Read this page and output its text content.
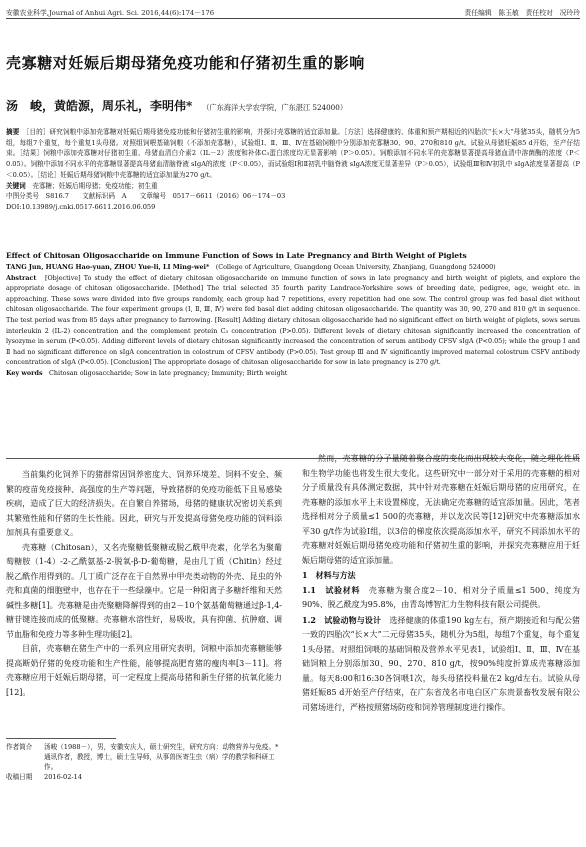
安徽农业科学,Journal of Anhui Agri. Sci. 2016,44(6):174－176	责任编辑　陈玉敏　责任校对　况玲玲
壳寡糖对妊娠后期母猪免疫功能和仔猪初生重的影响
汤　峻，黄皓源，周乐礼，李明伟* （广东海洋大学农学院，广东湛江 524000）
摘要　 ［目的］研究饲粮中添加壳寡糖对妊娠后期母猪免疫功能和仔猪初生重的影响，并探讨壳寡糖的适宜添加量。［方法］选择健康的、体重和预产期相近的四胎次“长×大”母猪35头，随机分为5组，每组7个重复，每个重复1头母猪。对照组饲喂基础饲粮（不添加壳寡糖），试验组Ⅰ、Ⅱ、Ⅲ、Ⅳ在基础饲粮中分别添加壳寡糖30、90、270和810 g/t。试验从母猪妊娠85 d开始，至产仔结束。［结果］饲粮中添加壳寡糖对仔猪初生重、母猪血清白介素2（IL－2）浓度和补体C₃蛋白浓度均无显著影响（P＞0.05）。饲粮添加不同水平的壳寡糖显著提高母猪血清中溶菌酶的浓度（P＜0.05）。饲粮中添加不同水平的壳寡糖显著提高母猪血清脑脊液 sIgA的浓度（P＜0.05），而试验组Ⅰ和Ⅱ初乳中脑脊液 sIgA浓度无显著差异（P＞0.05），试验组Ⅲ和Ⅳ初乳中 sIgA浓度显著提高（P＜0.05）。［结论］妊娠后期母猪饲粮中壳寡糖的适宜添加量为270 g/t。
关键词　 壳寡糖；妊娠后期母猪；免疫功能；初生重
中图分类号　S816.7　　 文献标识码　A　　 文章编号　0517－6611（2016）06－174－03
DOI:10.13989/j.cnki.0517-6611.2016.06.059
Effect of Chitosan Oligosaccharide on Immune Function of Sows in Late Pregnancy and Birth Weight of Piglets
TANG Jun, HUANG Hao-yuan, ZHOU Yue-li, LI Ming-wei*　 (College of Agriculture, Guangdong Ocean University, Zhanjiang, Guangdong 524000)
Abstract　 [Objective] To study the effect of dietary chitosan oligosaccharide on immune function of sows in late pregnancy and birth weight of piglets, and explore the appropriate dosage of chitosan oligosaccharide. [Method] The trial selected 35 fourth parity Landrace-Yorkshire sows of breeding date, pedigree, age, weight etc. in approaching. These sows were divided into five groups randomly, each group had 7 repetitions, every repetition had one sow. The control group was fed basal diet without chitosan oligosaccharide. The four experiment groups (Ⅰ, Ⅱ, Ⅲ, Ⅳ) were fed basal diet adding chitosan oligosaccharide. The quantity was 30, 90, 270 and 810 g/t in sequence. The test period was from 85 days after pregnancy to farrowing. [Result] Adding dietary chitosan oligosaccharide had no significant effect on birth weight of piglets, sows serum interleukin 2 (IL-2) concentration and the complement protein C₃ concentration (P>0.05). Different levels of dietary chitosan significantly increased the concentration of lysozyme in serum (P<0.05). Adding different levels of dietary chitosan significantly increased the concentration of serum antibody CFSV sIgA (P<0.05); while the group Ⅰ and Ⅱ had no significant difference on sIgA concentration in colostrum of CFSV antibody (P>0.05). Test group Ⅲ and Ⅳ significantly improved maternal colostrum CSFV antibody concentration of sIgA (P<0.05). [Conclusion] The appropriate dosage of chitosan oligosaccharide for sow in late pregnancy is 270 g/t.
Key words　 Chitosan oligosaccharide; Sow in late pregnancy; Immunity; Birth weight

当前集约化饲养下的猪群常因饲养密度大、饲养环境差、饲料不安全、频繁的疫苗免疫接种、高强度的生产等问题，导致猪群的免疫功能低下且易感染疾病，造成了巨大的经济损失。在自繁自养猪场，母猪的健康状况密切关系到其繁殖性能和仔猪的生长性能。因此，研究与开发提高母猪免疫功能的饲料添加剂具有重要意义。

壳寡糖（Chitosan），又名壳聚糖低聚糖或脱乙酰甲壳素，化学名为聚葡萄糖胺（1-4）-2-乙酰氨基-2-脱氧-β-D-葡萄糖，是由几丁质（Chitin）经过脱乙酰作用得到的。几丁质广泛存在于自然界中甲壳类动物的外壳、昆虫的外壳和真菌的细胞壁中，也存在于一些绿藻中。它是一种阳离子多糖纤维和天然碱性多糖[1]。壳寡糖是由壳聚糖降解得到的由2－10个氨基葡萄糖通过β-1,4-糖苷键连接而成的低聚糖。壳寡糖水溶性好，易吸收，具有抑菌、抗肿瘤、调节血脂和免疫力等多种生理功能[2]。

目前，壳寡糖在猪生产中的一系列应用研究表明，饲粮中添加壳寡糖能够提高断奶仔猪的免疫功能和生产性能，能够提高肥育猪的瘦肉率[3－11]。将壳寡糖应用于妊娠后期母猪，可一定程度上提高母猪和新生仔猪的抗氧化能力[12]。

然而，壳寡糖的分子量随着聚合度的变化而出现较大变化，随之理化性质和生物学功能也将发生很大变化。这些研究中一部分对于采用的壳寡糖的相对分子质量没有具体测定数据，其中针对壳寡糖在妊娠后期母猪的应用研究，在壳寡糖的添加水平上未设置梯度，无法确定壳寡糖的适宜添加量。因此，笔者选择相对分子质量≤1 500的壳寡糖，并以龙次民等[12]研究中壳寡糖添加水平30 g/t作为试验Ⅰ组，以3倍的梯度依次提高添加水平，研究不同添加水平的壳寡糖对妊娠后期母猪免疫功能和仔猪初生重的影响，并探究壳寡糖应用于妊娠后期母猪的适宜添加量。

1　材料与方法

1.1　试验材料　 壳寡糖为聚合度2－10、相对分子质量≤1 500、纯度为90%、脱乙酰度为95.8%，由青岛博智汇力生物科技有限公司提供。

1.2　试验动物与设计　 选择健康的体重190 kg左右，预产期接近和与配公猪一致的四胎次“长×大”二元母猪35头，随机分为5组，每组7个重复，每个重复1头母猪。对照组饲喂的基础饲粮及营养水平见表1，试验组Ⅰ、Ⅱ、Ⅲ、Ⅳ在基础饲粮上分别添加30、90、270、810 g/t，按90%纯度折算成壳寡糖添加量。每天8:00和16:30各饲喂1次，每头母猪投料量在2 kg/d左右。试验从母猪妊娠85 d开始至产仔结束，在广东省茂名市电白区广东贵景畜牧发展有限公司猪场进行，严格按照猪场防疫和饲养管理制度进行操作。

作者简介	汤峻（1988－），男，安徽安庆人，硕士研究生，研究方向：动物营养与免疫。* 通讯作者，教授，博士，硕士生导师，从事兽医寄生虫（病）学的教学和科研工作。
收稿日期	2016-02-14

» EXERCISE BRIEF:
Transcribe each entry above exactly, apart from the pictures.

» RESPONSE TO THIS TASK:
Read this page and output its text content.
安徽农业科学,Journal of Anhui Agri. Sci. 2016,44(6):174－176	责任编辑　陈玉敏　责任校对　况玲玲
壳寡糖对妊娠后期母猪免疫功能和仔猪初生重的影响
汤　峻，黄皓源，周乐礼，李明伟* （广东海洋大学农学院，广东湛江 524000）
摘要　 ［目的］研究饲粮中添加壳寡糖对妊娠后期母猪免疫功能和仔猪初生重的影响，并探讨壳寡糖的适宜添加量。［方法］选择健康的、体重和预产期相近的四胎次“长×大”母猪35头，随机分为5组，每组7个重复，每个重复1头母猪。对照组饲喂基础饲粮（不添加壳寡糖），试验组Ⅰ、Ⅱ、Ⅲ、Ⅳ在基础饲粮中分别添加壳寡糖30、90、270和810 g/t。试验从母猪妊娠85 d开始，至产仔结束。［结果］饲粮中添加壳寡糖对仔猪初生重、母猪血清白介素2（IL－2）浓度和补体C₃蛋白浓度均无显著影响（P＞0.05）。饲粮添加不同水平的壳寡糖显著提高母猪血清中溶菌酶的浓度（P＜0.05）。饲粮中添加不同水平的壳寡糖显著提高母猪血清脑脊液 sIgA的浓度（P＜0.05），而试验组Ⅰ和Ⅱ初乳中脑脊液 sIgA浓度无显著差异（P＞0.05），试验组Ⅲ和Ⅳ初乳中 sIgA浓度显著提高（P＜0.05）。［结论］妊娠后期母猪饲粮中壳寡糖的适宜添加量为270 g/t。
关键词　 壳寡糖；妊娠后期母猪；免疫功能；初生重
中图分类号　S816.7　　 文献标识码　A　　 文章编号　0517－6611（2016）06－174－03
DOI:10.13989/j.cnki.0517-6611.2016.06.059
Effect of Chitosan Oligosaccharide on Immune Function of Sows in Late Pregnancy and Birth Weight of Piglets
TANG Jun, HUANG Hao-yuan, ZHOU Yue-li, LI Ming-wei*　 (College of Agriculture, Guangdong Ocean University, Zhanjiang, Guangdong 524000)
Abstract　 [Objective] To study the effect of dietary chitosan oligosaccharide on immune function of sows in late pregnancy and birth weight of piglets, and explore the appropriate dosage of chitosan oligosaccharide. [Method] The trial selected 35 fourth parity Landrace-Yorkshire sows of breeding date, pedigree, age, weight etc. in approaching. These sows were divided into five groups randomly, each group had 7 repetitions, every repetition had one sow. The control group was fed basal diet without chitosan oligosaccharide. The four experiment groups (Ⅰ, Ⅱ, Ⅲ, Ⅳ) were fed basal diet adding chitosan oligosaccharide. The quantity was 30, 90, 270 and 810 g/t in sequence. The test period was from 85 days after pregnancy to farrowing. [Result] Adding dietary chitosan oligosaccharide had no significant effect on birth weight of piglets, sows serum interleukin 2 (IL-2) concentration and the complement protein C₃ concentration (P>0.05). Different levels of dietary chitosan significantly increased the concentration of lysozyme in serum (P<0.05). Adding different levels of dietary chitosan significantly increased the concentration of serum antibody CFSV sIgA (P<0.05); while the group Ⅰ and Ⅱ had no significant difference on sIgA concentration in colostrum of CFSV antibody (P>0.05). Test group Ⅲ and Ⅳ significantly improved maternal colostrum CSFV antibody concentration of sIgA (P<0.05). [Conclusion] The appropriate dosage of chitosan oligosaccharide for sow in late pregnancy is 270 g/t.
Key words　 Chitosan oligosaccharide; Sow in late pregnancy; Immunity; Birth weight

当前集约化饲养下的猪群常因饲养密度大、饲养环境差、饲料不安全、频繁的疫苗免疫接种、高强度的生产等问题，导致猪群的免疫功能低下且易感染疾病，造成了巨大的经济损失。在自繁自养猪场，母猪的健康状况密切关系到其繁殖性能和仔猪的生长性能。因此，研究与开发提高母猪免疫功能的饲料添加剂具有重要意义。

壳寡糖（Chitosan），又名壳聚糖低聚糖或脱乙酰甲壳素，化学名为聚葡萄糖胺（1-4）-2-乙酰氨基-2-脱氧-β-D-葡萄糖，是由几丁质（Chitin）经过脱乙酰作用得到的。几丁质广泛存在于自然界中甲壳类动物的外壳、昆虫的外壳和真菌的细胞壁中，也存在于一些绿藻中。它是一种阳离子多糖纤维和天然碱性多糖[1]。壳寡糖是由壳聚糖降解得到的由2－10个氨基葡萄糖通过β-1,4-糖苷键连接而成的低聚糖。壳寡糖水溶性好，易吸收，具有抑菌、抗肿瘤、调节血脂和免疫力等多种生理功能[2]。

目前，壳寡糖在猪生产中的一系列应用研究表明，饲粮中添加壳寡糖能够提高断奶仔猪的免疫功能和生产性能，能够提高肥育猪的瘦肉率[3－11]。将壳寡糖应用于妊娠后期母猪，可一定程度上提高母猪和新生仔猪的抗氧化能力[12]。

然而，壳寡糖的分子量随着聚合度的变化而出现较大变化，随之理化性质和生物学功能也将发生很大变化。这些研究中一部分对于采用的壳寡糖的相对分子质量没有具体测定数据，其中针对壳寡糖在妊娠后期母猪的应用研究，在壳寡糖的添加水平上未设置梯度，无法确定壳寡糖的适宜添加量。因此，笔者选择相对分子质量≤1 500的壳寡糖，并以龙次民等[12]研究中壳寡糖添加水平30 g/t作为试验Ⅰ组，以3倍的梯度依次提高添加水平，研究不同添加水平的壳寡糖对妊娠后期母猪免疫功能和仔猪初生重的影响，并探究壳寡糖应用于妊娠后期母猪的适宜添加量。

1　材料与方法

1.1　试验材料　 壳寡糖为聚合度2－10、相对分子质量≤1 500、纯度为90%、脱乙酰度为95.8%，由青岛博智汇力生物科技有限公司提供。

1.2　试验动物与设计　 选择健康的体重190 kg左右，预产期接近和与配公猪一致的四胎次“长×大”二元母猪35头，随机分为5组，每组7个重复，每个重复1头母猪。对照组饲喂的基础饲粮及营养水平见表1，试验组Ⅰ、Ⅱ、Ⅲ、Ⅳ在基础饲粮上分别添加30、90、270、810 g/t，按90%纯度折算成壳寡糖添加量。每天8:00和16:30各饲喂1次，每头母猪投料量在2 kg/d左右。试验从母猪妊娠85 d开始至产仔结束，在广东省茂名市电白区广东贵景畜牧发展有限公司猪场进行，严格按照猪场防疫和饲养管理制度进行操作。

作者简介	汤峻（1988－），男，安徽安庆人，硕士研究生，研究方向：动物营养与免疫。* 通讯作者，教授，博士，硕士生导师，从事兽医寄生虫（病）学的教学和科研工作。
收稿日期	2016-02-14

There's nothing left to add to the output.